>>>

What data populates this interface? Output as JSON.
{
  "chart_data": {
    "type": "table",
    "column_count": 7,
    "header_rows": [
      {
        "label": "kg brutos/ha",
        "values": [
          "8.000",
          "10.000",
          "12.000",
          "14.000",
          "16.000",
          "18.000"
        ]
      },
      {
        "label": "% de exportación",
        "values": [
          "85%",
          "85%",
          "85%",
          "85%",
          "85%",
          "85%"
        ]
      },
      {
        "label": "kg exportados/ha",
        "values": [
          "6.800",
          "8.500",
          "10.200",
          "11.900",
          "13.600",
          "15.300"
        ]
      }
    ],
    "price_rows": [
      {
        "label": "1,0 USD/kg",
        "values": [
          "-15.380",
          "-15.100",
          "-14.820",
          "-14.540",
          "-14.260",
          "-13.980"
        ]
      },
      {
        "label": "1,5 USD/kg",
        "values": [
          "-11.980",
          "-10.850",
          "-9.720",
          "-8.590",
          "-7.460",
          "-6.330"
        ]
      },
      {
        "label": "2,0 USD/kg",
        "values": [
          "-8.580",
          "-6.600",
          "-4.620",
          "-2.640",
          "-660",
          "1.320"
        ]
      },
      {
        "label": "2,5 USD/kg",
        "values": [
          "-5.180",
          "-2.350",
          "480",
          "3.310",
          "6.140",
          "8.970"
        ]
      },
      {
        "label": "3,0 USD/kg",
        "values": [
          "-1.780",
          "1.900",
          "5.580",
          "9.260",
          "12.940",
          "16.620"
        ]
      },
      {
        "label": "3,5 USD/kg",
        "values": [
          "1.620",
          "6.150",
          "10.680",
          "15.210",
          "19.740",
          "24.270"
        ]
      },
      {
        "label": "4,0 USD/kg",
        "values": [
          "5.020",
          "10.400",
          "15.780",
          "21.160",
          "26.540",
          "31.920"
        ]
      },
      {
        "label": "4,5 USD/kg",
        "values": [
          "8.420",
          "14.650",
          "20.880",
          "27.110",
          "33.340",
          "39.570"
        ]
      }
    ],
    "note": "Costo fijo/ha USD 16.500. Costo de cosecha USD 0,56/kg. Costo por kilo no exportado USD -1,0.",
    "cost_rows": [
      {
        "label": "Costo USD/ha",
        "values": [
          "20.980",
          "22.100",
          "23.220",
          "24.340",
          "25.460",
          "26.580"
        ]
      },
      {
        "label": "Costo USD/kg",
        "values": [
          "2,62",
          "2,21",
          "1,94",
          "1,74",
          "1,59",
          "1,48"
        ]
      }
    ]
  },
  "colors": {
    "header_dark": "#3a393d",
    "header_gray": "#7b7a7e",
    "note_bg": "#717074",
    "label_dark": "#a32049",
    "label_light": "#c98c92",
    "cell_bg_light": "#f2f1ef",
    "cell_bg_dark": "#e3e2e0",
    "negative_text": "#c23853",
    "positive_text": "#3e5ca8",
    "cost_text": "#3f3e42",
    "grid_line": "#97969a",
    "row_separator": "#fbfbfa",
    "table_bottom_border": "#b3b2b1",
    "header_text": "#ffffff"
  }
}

<<<

» **Directions**:
Select the lines from the entries that include the word "Costo".

» **Task result**:
    "note": "Costo fijo/ha USD 16.500. Costo de cosecha USD 0,56/kg. Costo por kilo no exportado USD -1,0.",
        "label": "Costo USD/ha",
        "label": "Costo USD/kg",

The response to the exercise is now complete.